### Entries provided
·····
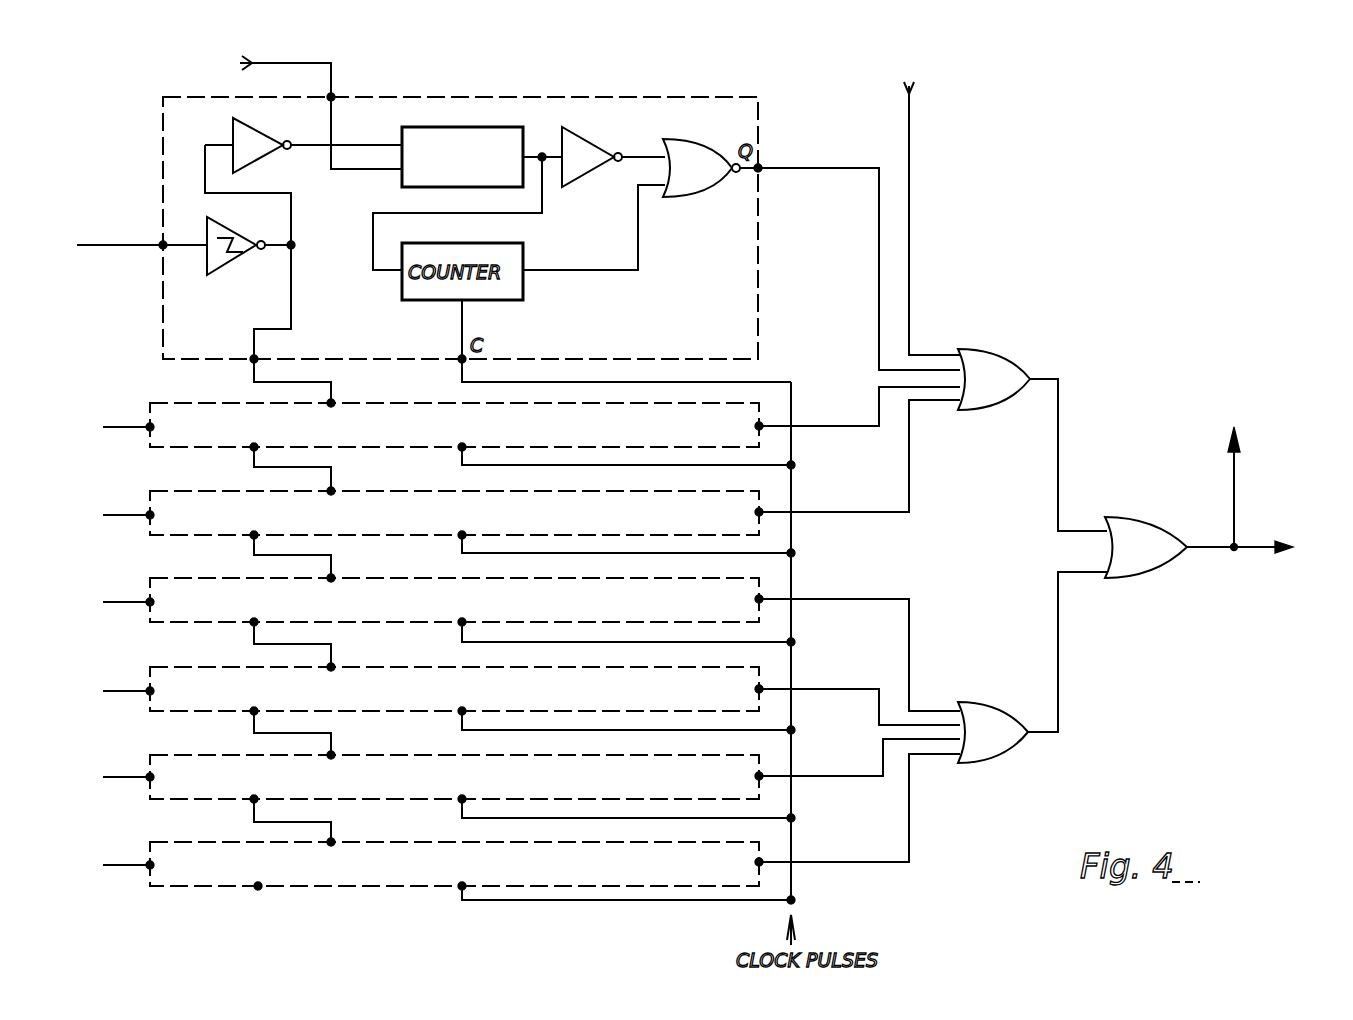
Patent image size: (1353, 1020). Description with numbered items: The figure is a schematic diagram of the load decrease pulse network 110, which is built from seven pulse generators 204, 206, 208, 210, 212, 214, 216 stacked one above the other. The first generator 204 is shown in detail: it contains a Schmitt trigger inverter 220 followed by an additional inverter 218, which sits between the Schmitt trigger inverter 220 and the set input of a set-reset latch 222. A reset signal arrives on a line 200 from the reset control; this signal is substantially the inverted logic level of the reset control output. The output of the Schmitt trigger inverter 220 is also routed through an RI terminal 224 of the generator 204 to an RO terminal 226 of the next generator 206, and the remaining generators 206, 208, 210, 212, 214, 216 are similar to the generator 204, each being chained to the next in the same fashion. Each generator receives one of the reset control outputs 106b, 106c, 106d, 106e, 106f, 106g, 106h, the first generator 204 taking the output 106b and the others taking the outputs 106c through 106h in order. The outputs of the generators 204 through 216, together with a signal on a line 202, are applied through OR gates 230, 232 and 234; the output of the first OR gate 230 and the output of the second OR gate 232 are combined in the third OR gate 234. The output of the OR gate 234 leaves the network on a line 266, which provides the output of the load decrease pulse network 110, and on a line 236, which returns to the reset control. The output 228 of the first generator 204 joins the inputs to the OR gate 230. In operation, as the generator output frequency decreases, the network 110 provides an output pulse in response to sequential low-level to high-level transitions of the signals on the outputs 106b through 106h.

The load decrease pulse network 110 is at (1221, 337).
The output of the reset control 106b is at (126, 246).
The output of the reset control 106c is at (128, 428).
The output of the reset control 106d is at (128, 516).
The output of the reset control 106e is at (128, 603).
The output of the reset control 106f is at (128, 692).
The output of the reset control 106g is at (128, 778).
The output of the reset control 106h is at (128, 866).
The line 200 is at (331, 63).
The line 202 is at (909, 111).
The pulse generator 204 is at (758, 104).
The pulse generator 206 is at (762, 400).
The pulse generator 208 is at (762, 497).
The pulse generator 210 is at (762, 583).
The pulse generator 212 is at (762, 674).
The pulse generator 214 is at (762, 759).
The pulse generator 216 is at (762, 847).
The inverter 218 is at (233, 124).
The Schmitt trigger inverter 220 is at (240, 262).
The set-reset latch 222 is at (455, 127).
The RI terminal 224 is at (254, 359).
The RO terminal 226 is at (333, 402).
The output line 228 is at (760, 170).
The OR gate 230 is at (1010, 350).
The OR gate 232 is at (992, 702).
The OR gate 234 is at (1168, 569).
The line 236 is at (1236, 477).
The line 266 is at (1253, 547).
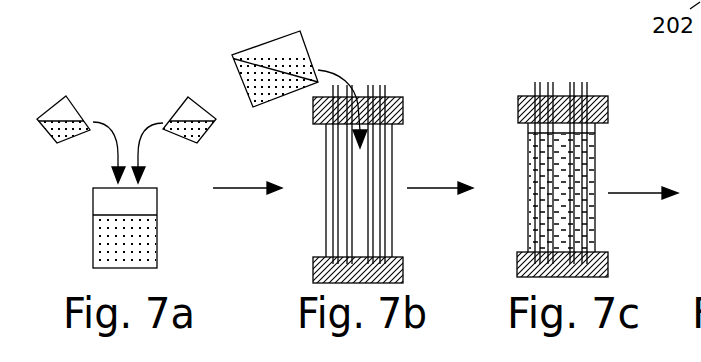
·····
### Written task
Which lines in the entries above contain the word "load"? Gather each of them and copy it out in full.

### Exercise result
Patent image size: (1353, 1020). Description with numbered items: The figure is a schematic diagram of the load decrease pulse network 110, which is built from seven pulse generators 204, 206, 208, 210, 212, 214, 216 stacked one above the other. The first generator 204 is shown in detail: it contains a Schmitt trigger inverter 220 followed by an additional inverter 218, which sits between the Schmitt trigger inverter 220 and the set input of a set-reset latch 222. A reset signal arrives on a line 200 from the reset control; this signal is substantially the inverted logic level of the reset control output. The output of the Schmitt trigger inverter 220 is also routed through an RI terminal 224 of the generator 204 to an RO terminal 226 of the next generator 206, and the remaining generators 206, 208, 210, 212, 214, 216 are similar to the generator 204, each being chained to the next in the same fashion. Each generator receives one of the reset control outputs 106b, 106c, 106d, 106e, 106f, 106g, 106h, the first generator 204 taking the output 106b and the others taking the outputs 106c through 106h in order. The outputs of the generators 204 through 216, together with a signal on a line 202, are applied through OR gates 230, 232 and 234; the output of the first OR gate 230 and the output of the second OR gate 232 are combined in the third OR gate 234. The output of the OR gate 234 leaves the network on a line 266, which provides the output of the load decrease pulse network 110, and on a line 236, which returns to the reset control. The output 228 of the first generator 204 joins the inputs to the OR gate 230. In operation, as the generator output frequency decreases, the network 110 provides an output pulse in response to sequential low-level to high-level transitions of the signals on the outputs 106b through 106h.
The load decrease pulse network 110 is at (1221, 337).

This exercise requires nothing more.